> _Task details_:
Using the records below, copy out exactly the line that contains "Extract all readable text from this page." and every line that follows it, up to and including the last, and no others.

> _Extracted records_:
┌──
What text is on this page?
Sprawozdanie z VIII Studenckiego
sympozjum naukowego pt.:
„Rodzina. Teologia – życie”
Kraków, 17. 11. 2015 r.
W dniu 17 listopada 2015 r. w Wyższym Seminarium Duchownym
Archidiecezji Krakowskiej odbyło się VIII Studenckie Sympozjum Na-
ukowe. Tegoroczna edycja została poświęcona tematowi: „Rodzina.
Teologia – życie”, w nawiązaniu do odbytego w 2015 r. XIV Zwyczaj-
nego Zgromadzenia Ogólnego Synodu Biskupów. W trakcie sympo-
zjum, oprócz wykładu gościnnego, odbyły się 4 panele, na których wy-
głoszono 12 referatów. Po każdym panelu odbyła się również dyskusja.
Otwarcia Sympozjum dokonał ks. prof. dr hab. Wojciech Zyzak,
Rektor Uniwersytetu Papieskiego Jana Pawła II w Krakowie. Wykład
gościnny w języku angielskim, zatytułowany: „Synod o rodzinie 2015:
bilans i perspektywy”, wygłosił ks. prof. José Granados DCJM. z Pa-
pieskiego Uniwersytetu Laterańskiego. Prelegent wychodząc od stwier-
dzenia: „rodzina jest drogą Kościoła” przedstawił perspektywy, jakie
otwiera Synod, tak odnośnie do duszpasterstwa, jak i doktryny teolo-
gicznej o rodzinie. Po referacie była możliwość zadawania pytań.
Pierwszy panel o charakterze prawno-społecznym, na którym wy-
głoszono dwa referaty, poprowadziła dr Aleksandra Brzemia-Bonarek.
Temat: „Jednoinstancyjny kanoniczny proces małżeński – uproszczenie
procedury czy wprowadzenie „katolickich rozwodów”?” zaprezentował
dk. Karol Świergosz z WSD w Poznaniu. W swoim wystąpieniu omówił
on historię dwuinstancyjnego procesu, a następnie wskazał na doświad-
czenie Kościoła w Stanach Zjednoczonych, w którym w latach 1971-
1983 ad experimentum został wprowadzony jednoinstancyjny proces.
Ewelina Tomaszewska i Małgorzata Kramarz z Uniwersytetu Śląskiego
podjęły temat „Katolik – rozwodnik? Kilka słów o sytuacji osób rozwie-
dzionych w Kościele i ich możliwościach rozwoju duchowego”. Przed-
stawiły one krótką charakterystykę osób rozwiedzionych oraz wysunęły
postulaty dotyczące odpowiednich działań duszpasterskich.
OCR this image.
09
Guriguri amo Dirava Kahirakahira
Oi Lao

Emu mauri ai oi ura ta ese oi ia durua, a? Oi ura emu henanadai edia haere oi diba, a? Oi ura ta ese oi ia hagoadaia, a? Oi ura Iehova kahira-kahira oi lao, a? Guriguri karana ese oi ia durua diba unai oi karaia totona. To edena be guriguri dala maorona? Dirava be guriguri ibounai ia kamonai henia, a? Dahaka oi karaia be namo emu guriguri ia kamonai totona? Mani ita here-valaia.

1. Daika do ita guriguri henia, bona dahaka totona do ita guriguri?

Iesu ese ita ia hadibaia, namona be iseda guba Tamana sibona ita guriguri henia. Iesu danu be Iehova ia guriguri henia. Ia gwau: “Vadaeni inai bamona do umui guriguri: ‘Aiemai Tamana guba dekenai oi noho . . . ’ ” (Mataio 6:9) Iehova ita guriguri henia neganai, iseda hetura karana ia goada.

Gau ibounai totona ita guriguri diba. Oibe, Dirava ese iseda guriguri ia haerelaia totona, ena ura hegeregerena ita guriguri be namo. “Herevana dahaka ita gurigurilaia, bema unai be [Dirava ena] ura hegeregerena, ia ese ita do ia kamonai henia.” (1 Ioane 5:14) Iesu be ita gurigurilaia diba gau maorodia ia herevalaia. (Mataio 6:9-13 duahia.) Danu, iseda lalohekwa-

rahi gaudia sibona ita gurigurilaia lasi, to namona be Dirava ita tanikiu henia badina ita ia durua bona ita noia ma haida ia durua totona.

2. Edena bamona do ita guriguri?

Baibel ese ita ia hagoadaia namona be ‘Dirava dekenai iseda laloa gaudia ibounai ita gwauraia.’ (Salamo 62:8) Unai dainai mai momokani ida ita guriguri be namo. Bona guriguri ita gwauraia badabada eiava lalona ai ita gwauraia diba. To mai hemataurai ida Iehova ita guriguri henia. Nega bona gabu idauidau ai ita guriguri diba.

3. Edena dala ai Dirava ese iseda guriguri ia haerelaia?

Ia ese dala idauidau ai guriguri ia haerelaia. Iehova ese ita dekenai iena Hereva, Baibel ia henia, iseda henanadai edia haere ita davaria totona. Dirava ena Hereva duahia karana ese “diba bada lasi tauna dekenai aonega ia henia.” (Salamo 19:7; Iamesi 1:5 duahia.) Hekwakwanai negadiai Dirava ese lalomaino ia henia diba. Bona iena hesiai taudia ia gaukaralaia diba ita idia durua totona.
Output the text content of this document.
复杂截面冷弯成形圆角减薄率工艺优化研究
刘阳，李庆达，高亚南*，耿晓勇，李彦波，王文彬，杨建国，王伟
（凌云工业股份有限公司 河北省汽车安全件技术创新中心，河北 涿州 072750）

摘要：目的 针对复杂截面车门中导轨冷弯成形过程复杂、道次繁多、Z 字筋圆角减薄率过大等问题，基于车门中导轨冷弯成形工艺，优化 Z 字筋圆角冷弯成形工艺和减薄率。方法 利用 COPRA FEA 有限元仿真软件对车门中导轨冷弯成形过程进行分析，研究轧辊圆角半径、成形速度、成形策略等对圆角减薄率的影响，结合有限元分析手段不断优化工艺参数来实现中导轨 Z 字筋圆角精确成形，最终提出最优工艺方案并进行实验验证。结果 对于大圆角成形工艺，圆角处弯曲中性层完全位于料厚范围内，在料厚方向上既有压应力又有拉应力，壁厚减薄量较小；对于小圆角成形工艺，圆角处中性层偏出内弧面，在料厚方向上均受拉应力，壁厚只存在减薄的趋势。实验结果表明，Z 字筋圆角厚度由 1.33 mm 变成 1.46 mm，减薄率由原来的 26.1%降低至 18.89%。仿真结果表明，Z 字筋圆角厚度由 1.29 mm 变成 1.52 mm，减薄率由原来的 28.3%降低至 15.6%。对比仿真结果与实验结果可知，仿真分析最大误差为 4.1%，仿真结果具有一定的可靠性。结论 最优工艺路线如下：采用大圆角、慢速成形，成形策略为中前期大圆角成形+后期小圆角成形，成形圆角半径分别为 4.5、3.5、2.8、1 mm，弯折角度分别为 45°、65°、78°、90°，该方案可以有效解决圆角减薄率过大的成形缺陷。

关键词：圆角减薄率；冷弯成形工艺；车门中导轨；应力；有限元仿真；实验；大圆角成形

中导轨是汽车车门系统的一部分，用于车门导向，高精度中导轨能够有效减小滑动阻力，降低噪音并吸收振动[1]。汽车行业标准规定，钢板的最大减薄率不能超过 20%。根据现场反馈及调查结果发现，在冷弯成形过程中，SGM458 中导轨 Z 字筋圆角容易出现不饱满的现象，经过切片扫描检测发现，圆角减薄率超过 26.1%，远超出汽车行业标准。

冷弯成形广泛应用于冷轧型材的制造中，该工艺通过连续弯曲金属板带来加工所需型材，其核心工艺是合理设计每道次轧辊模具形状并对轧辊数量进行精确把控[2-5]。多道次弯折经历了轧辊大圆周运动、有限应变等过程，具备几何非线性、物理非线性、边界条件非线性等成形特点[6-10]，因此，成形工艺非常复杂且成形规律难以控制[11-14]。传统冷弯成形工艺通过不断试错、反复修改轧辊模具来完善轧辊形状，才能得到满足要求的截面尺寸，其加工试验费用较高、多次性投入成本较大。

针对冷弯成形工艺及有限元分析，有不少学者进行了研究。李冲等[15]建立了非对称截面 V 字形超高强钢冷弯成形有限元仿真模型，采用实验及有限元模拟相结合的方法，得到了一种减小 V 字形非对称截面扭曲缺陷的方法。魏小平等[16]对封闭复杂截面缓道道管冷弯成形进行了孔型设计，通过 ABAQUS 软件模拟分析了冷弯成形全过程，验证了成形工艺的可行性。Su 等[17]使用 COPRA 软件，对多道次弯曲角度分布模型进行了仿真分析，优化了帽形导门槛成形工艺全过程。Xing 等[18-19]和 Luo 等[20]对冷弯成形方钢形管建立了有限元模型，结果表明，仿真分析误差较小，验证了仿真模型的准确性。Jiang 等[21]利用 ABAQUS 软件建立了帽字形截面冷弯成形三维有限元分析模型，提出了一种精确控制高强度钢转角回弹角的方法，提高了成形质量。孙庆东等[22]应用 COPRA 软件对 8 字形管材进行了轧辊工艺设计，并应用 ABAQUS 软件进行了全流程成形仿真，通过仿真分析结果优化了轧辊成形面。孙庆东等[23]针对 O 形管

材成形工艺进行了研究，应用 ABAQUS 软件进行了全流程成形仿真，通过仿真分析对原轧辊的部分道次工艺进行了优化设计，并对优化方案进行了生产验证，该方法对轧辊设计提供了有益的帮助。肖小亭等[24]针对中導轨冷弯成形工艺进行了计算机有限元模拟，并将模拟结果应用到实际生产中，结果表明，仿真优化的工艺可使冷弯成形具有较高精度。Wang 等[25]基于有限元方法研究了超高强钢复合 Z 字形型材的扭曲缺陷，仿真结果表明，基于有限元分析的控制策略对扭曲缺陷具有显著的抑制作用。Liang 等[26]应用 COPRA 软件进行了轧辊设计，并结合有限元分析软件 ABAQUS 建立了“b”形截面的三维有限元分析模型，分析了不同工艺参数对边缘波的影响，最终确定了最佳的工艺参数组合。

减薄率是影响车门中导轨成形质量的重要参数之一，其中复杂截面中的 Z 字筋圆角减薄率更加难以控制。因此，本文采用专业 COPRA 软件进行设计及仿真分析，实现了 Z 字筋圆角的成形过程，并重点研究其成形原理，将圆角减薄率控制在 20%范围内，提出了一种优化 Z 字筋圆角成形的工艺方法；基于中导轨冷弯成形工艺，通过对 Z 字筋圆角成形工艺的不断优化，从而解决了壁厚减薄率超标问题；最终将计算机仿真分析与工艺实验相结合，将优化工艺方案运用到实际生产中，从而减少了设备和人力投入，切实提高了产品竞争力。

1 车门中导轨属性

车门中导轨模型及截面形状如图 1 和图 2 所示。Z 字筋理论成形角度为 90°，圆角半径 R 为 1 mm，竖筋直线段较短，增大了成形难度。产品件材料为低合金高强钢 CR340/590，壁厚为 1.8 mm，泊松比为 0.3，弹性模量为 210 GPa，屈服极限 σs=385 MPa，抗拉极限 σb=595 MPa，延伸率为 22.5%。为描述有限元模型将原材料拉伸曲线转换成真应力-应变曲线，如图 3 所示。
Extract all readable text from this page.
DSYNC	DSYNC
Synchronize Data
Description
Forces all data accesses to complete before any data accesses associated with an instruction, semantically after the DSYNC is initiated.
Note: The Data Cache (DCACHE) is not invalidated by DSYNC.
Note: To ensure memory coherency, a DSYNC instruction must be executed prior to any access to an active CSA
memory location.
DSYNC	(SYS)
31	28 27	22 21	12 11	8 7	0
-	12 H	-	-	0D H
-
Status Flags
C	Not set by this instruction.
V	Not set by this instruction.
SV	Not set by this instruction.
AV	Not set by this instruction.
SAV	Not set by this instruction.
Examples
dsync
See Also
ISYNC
└──
> _Final answer_:
Extract all readable text from this page.
DSYNC	DSYNC
Synchronize Data
Description
Forces all data accesses to complete before any data accesses associated with an instruction, semantically after the DSYNC is initiated.
Note: The Data Cache (DCACHE) is not invalidated by DSYNC.
Note: To ensure memory coherency, a DSYNC instruction must be executed prior to any access to an active CSA
memory location.
DSYNC	(SYS)
31	28 27	22 21	12 11	8 7	0
-	12 H	-	-	0D H
-
Status Flags
C	Not set by this instruction.
V	Not set by this instruction.
SV	Not set by this instruction.
AV	Not set by this instruction.
SAV	Not set by this instruction.
Examples
dsync
See Also
ISYNC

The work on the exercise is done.